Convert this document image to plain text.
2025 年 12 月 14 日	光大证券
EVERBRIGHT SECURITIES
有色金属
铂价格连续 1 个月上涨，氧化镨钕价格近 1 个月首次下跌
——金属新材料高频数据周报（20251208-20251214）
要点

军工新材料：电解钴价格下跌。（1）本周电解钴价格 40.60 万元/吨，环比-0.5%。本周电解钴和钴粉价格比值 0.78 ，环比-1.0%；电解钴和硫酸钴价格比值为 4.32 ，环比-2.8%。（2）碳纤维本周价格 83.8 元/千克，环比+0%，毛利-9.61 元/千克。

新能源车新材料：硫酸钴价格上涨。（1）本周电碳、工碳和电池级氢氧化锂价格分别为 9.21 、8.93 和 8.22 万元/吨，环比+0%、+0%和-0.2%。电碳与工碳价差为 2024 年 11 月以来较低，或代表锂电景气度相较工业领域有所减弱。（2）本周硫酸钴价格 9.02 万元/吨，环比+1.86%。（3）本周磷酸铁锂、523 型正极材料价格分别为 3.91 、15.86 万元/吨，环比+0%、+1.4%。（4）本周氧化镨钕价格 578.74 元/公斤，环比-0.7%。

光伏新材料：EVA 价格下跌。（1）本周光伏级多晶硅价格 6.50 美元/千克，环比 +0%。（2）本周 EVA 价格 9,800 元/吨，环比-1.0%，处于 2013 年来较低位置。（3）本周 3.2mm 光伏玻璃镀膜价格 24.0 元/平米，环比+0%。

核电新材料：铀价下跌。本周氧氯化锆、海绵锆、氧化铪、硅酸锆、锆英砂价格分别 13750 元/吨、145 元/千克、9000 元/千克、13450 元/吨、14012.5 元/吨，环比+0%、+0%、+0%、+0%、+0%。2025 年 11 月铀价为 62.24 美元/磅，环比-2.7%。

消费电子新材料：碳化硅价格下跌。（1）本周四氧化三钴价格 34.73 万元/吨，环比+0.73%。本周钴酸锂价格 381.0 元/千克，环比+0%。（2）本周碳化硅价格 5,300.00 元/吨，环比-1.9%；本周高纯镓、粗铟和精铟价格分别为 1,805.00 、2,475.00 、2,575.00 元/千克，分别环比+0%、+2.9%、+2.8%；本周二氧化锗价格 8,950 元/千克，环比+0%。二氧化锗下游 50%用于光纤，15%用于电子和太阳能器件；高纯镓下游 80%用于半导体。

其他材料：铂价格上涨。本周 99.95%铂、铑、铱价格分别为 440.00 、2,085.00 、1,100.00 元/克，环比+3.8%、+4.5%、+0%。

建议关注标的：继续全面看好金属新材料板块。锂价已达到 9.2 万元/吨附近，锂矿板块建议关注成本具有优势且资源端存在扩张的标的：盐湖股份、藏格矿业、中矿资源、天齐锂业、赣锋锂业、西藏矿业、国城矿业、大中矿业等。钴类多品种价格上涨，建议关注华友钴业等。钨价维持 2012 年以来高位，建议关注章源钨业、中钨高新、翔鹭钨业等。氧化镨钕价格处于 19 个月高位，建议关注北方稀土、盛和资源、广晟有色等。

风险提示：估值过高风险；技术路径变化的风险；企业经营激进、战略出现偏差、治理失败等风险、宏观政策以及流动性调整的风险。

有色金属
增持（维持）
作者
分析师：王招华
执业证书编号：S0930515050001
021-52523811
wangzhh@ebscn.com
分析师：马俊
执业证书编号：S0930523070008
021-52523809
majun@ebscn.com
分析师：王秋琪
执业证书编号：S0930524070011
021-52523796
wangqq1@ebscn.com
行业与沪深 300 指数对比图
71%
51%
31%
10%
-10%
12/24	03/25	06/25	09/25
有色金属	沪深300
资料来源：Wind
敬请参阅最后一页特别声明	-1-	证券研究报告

Job: Retype the listing. Match it exactly.

Solution to the problem:
Convert this document image to plain text.
2025 年 12 月 14 日	光大证券
EVERBRIGHT SECURITIES
有色金属
铂价格连续 1 个月上涨，氧化镨钕价格近 1 个月首次下跌
——金属新材料高频数据周报（20251208-20251214）
要点

军工新材料：电解钴价格下跌。（1）本周电解钴价格 40.60 万元/吨，环比-0.5%。本周电解钴和钴粉价格比值 0.78 ，环比-1.0%；电解钴和硫酸钴价格比值为 4.32 ，环比-2.8%。（2）碳纤维本周价格 83.8 元/千克，环比+0%，毛利-9.61 元/千克。

新能源车新材料：硫酸钴价格上涨。（1）本周电碳、工碳和电池级氢氧化锂价格分别为 9.21 、8.93 和 8.22 万元/吨，环比+0%、+0%和-0.2%。电碳与工碳价差为 2024 年 11 月以来较低，或代表锂电景气度相较工业领域有所减弱。（2）本周硫酸钴价格 9.02 万元/吨，环比+1.86%。（3）本周磷酸铁锂、523 型正极材料价格分别为 3.91 、15.86 万元/吨，环比+0%、+1.4%。（4）本周氧化镨钕价格 578.74 元/公斤，环比-0.7%。

光伏新材料：EVA 价格下跌。（1）本周光伏级多晶硅价格 6.50 美元/千克，环比 +0%。（2）本周 EVA 价格 9,800 元/吨，环比-1.0%，处于 2013 年来较低位置。（3）本周 3.2mm 光伏玻璃镀膜价格 24.0 元/平米，环比+0%。

核电新材料：铀价下跌。本周氧氯化锆、海绵锆、氧化铪、硅酸锆、锆英砂价格分别 13750 元/吨、145 元/千克、9000 元/千克、13450 元/吨、14012.5 元/吨，环比+0%、+0%、+0%、+0%、+0%。2025 年 11 月铀价为 62.24 美元/磅，环比-2.7%。

消费电子新材料：碳化硅价格下跌。（1）本周四氧化三钴价格 34.73 万元/吨，环比+0.73%。本周钴酸锂价格 381.0 元/千克，环比+0%。（2）本周碳化硅价格 5,300.00 元/吨，环比-1.9%；本周高纯镓、粗铟和精铟价格分别为 1,805.00 、2,475.00 、2,575.00 元/千克，分别环比+0%、+2.9%、+2.8%；本周二氧化锗价格 8,950 元/千克，环比+0%。二氧化锗下游 50%用于光纤，15%用于电子和太阳能器件；高纯镓下游 80%用于半导体。

其他材料：铂价格上涨。本周 99.95%铂、铑、铱价格分别为 440.00 、2,085.00 、1,100.00 元/克，环比+3.8%、+4.5%、+0%。

建议关注标的：继续全面看好金属新材料板块。锂价已达到 9.2 万元/吨附近，锂矿板块建议关注成本具有优势且资源端存在扩张的标的：盐湖股份、藏格矿业、中矿资源、天齐锂业、赣锋锂业、西藏矿业、国城矿业、大中矿业等。钴类多品种价格上涨，建议关注华友钴业等。钨价维持 2012 年以来高位，建议关注章源钨业、中钨高新、翔鹭钨业等。氧化镨钕价格处于 19 个月高位，建议关注北方稀土、盛和资源、广晟有色等。

风险提示：估值过高风险；技术路径变化的风险；企业经营激进、战略出现偏差、治理失败等风险、宏观政策以及流动性调整的风险。

有色金属
增持（维持）
作者
分析师：王招华
执业证书编号：S0930515050001
021-52523811
wangzhh@ebscn.com
分析师：马俊
执业证书编号：S0930523070008
021-52523809
majun@ebscn.com
分析师：王秋琪
执业证书编号：S0930524070011
021-52523796
wangqq1@ebscn.com
行业与沪深 300 指数对比图
71%
51%
31%
10%
-10%
12/24	03/25	06/25	09/25
有色金属	沪深300
资料来源：Wind
敬请参阅最后一页特别声明	-1-	证券研究报告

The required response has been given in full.